### What is needed
Restate the entries word for word, omitting nothing.

### Rows
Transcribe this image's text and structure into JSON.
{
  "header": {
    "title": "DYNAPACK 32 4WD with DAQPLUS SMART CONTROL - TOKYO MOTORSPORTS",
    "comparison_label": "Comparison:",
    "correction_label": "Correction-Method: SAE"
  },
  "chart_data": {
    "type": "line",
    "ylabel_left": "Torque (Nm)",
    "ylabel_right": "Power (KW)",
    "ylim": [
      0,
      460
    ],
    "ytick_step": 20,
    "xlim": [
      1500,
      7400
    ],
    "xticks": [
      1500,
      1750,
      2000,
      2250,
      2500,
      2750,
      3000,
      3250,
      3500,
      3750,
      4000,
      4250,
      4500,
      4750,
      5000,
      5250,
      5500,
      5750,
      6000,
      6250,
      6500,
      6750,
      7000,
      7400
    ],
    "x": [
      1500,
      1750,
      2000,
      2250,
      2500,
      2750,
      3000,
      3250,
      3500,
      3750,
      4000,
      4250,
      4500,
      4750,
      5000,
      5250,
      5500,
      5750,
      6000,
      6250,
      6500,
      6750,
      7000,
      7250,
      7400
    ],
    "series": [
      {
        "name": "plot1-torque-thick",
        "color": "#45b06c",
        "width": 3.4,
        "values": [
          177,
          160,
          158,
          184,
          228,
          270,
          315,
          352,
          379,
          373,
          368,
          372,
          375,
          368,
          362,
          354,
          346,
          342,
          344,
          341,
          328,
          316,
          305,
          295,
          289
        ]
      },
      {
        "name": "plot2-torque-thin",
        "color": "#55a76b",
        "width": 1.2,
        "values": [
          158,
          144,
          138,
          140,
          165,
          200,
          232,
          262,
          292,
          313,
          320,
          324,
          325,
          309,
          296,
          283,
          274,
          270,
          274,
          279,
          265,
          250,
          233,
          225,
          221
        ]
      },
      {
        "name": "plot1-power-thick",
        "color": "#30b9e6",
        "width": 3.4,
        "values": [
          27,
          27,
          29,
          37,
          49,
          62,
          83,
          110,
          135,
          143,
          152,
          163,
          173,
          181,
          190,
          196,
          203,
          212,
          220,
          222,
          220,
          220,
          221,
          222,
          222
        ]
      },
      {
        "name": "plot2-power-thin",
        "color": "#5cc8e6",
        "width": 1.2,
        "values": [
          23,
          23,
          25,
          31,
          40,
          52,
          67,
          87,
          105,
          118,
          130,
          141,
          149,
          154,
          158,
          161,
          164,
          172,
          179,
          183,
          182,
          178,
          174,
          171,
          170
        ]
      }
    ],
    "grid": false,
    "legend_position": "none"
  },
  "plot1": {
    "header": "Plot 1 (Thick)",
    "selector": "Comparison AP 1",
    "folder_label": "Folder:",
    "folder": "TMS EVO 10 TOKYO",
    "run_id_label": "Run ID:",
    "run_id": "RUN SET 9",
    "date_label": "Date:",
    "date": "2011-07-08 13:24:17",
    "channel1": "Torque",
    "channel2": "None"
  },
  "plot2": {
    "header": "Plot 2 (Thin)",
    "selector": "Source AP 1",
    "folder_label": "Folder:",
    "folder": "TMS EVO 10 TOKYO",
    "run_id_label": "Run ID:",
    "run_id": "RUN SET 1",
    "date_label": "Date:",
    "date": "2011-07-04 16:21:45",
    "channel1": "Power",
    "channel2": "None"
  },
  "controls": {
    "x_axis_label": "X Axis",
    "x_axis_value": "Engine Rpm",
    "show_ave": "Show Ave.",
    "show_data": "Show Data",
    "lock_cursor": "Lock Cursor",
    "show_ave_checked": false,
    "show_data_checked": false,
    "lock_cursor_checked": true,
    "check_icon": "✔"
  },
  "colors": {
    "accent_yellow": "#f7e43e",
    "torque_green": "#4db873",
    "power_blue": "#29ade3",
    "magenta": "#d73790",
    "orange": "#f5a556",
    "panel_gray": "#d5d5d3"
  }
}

### Exercise result
Transcribe this image's text and structure into JSON.
{
  "header": {
    "title": "DYNAPACK 32 4WD with DAQPLUS SMART CONTROL - TOKYO MOTORSPORTS",
    "comparison_label": "Comparison:",
    "correction_label": "Correction-Method: SAE"
  },
  "chart_data": {
    "type": "line",
    "ylabel_left": "Torque (Nm)",
    "ylabel_right": "Power (KW)",
    "ylim": [
      0,
      460
    ],
    "ytick_step": 20,
    "xlim": [
      1500,
      7400
    ],
    "xticks": [
      1500,
      1750,
      2000,
      2250,
      2500,
      2750,
      3000,
      3250,
      3500,
      3750,
      4000,
      4250,
      4500,
      4750,
      5000,
      5250,
      5500,
      5750,
      6000,
      6250,
      6500,
      6750,
      7000,
      7400
    ],
    "x": [
      1500,
      1750,
      2000,
      2250,
      2500,
      2750,
      3000,
      3250,
      3500,
      3750,
      4000,
      4250,
      4500,
      4750,
      5000,
      5250,
      5500,
      5750,
      6000,
      6250,
      6500,
      6750,
      7000,
      7250,
      7400
    ],
    "series": [
      {
        "name": "plot1-torque-thick",
        "color": "#45b06c",
        "width": 3.4,
        "values": [
          177,
          160,
          158,
          184,
          228,
          270,
          315,
          352,
          379,
          373,
          368,
          372,
          375,
          368,
          362,
          354,
          346,
          342,
          344,
          341,
          328,
          316,
          305,
          295,
          289
        ]
      },
      {
        "name": "plot2-torque-thin",
        "color": "#55a76b",
        "width": 1.2,
        "values": [
          158,
          144,
          138,
          140,
          165,
          200,
          232,
          262,
          292,
          313,
          320,
          324,
          325,
          309,
          296,
          283,
          274,
          270,
          274,
          279,
          265,
          250,
          233,
          225,
          221
        ]
      },
      {
        "name": "plot1-power-thick",
        "color": "#30b9e6",
        "width": 3.4,
        "values": [
          27,
          27,
          29,
          37,
          49,
          62,
          83,
          110,
          135,
          143,
          152,
          163,
          173,
          181,
          190,
          196,
          203,
          212,
          220,
          222,
          220,
          220,
          221,
          222,
          222
        ]
      },
      {
        "name": "plot2-power-thin",
        "color": "#5cc8e6",
        "width": 1.2,
        "values": [
          23,
          23,
          25,
          31,
          40,
          52,
          67,
          87,
          105,
          118,
          130,
          141,
          149,
          154,
          158,
          161,
          164,
          172,
          179,
          183,
          182,
          178,
          174,
          171,
          170
        ]
      }
    ],
    "grid": false,
    "legend_position": "none"
  },
  "plot1": {
    "header": "Plot 1 (Thick)",
    "selector": "Comparison AP 1",
    "folder_label": "Folder:",
    "folder": "TMS EVO 10 TOKYO",
    "run_id_label": "Run ID:",
    "run_id": "RUN SET 9",
    "date_label": "Date:",
    "date": "2011-07-08 13:24:17",
    "channel1": "Torque",
    "channel2": "None"
  },
  "plot2": {
    "header": "Plot 2 (Thin)",
    "selector": "Source AP 1",
    "folder_label": "Folder:",
    "folder": "TMS EVO 10 TOKYO",
    "run_id_label": "Run ID:",
    "run_id": "RUN SET 1",
    "date_label": "Date:",
    "date": "2011-07-04 16:21:45",
    "channel1": "Power",
    "channel2": "None"
  },
  "controls": {
    "x_axis_label": "X Axis",
    "x_axis_value": "Engine Rpm",
    "show_ave": "Show Ave.",
    "show_data": "Show Data",
    "lock_cursor": "Lock Cursor",
    "show_ave_checked": false,
    "show_data_checked": false,
    "lock_cursor_checked": true,
    "check_icon": "✔"
  },
  "colors": {
    "accent_yellow": "#f7e43e",
    "torque_green": "#4db873",
    "power_blue": "#29ade3",
    "magenta": "#d73790",
    "orange": "#f5a556",
    "panel_gray": "#d5d5d3"
  }
}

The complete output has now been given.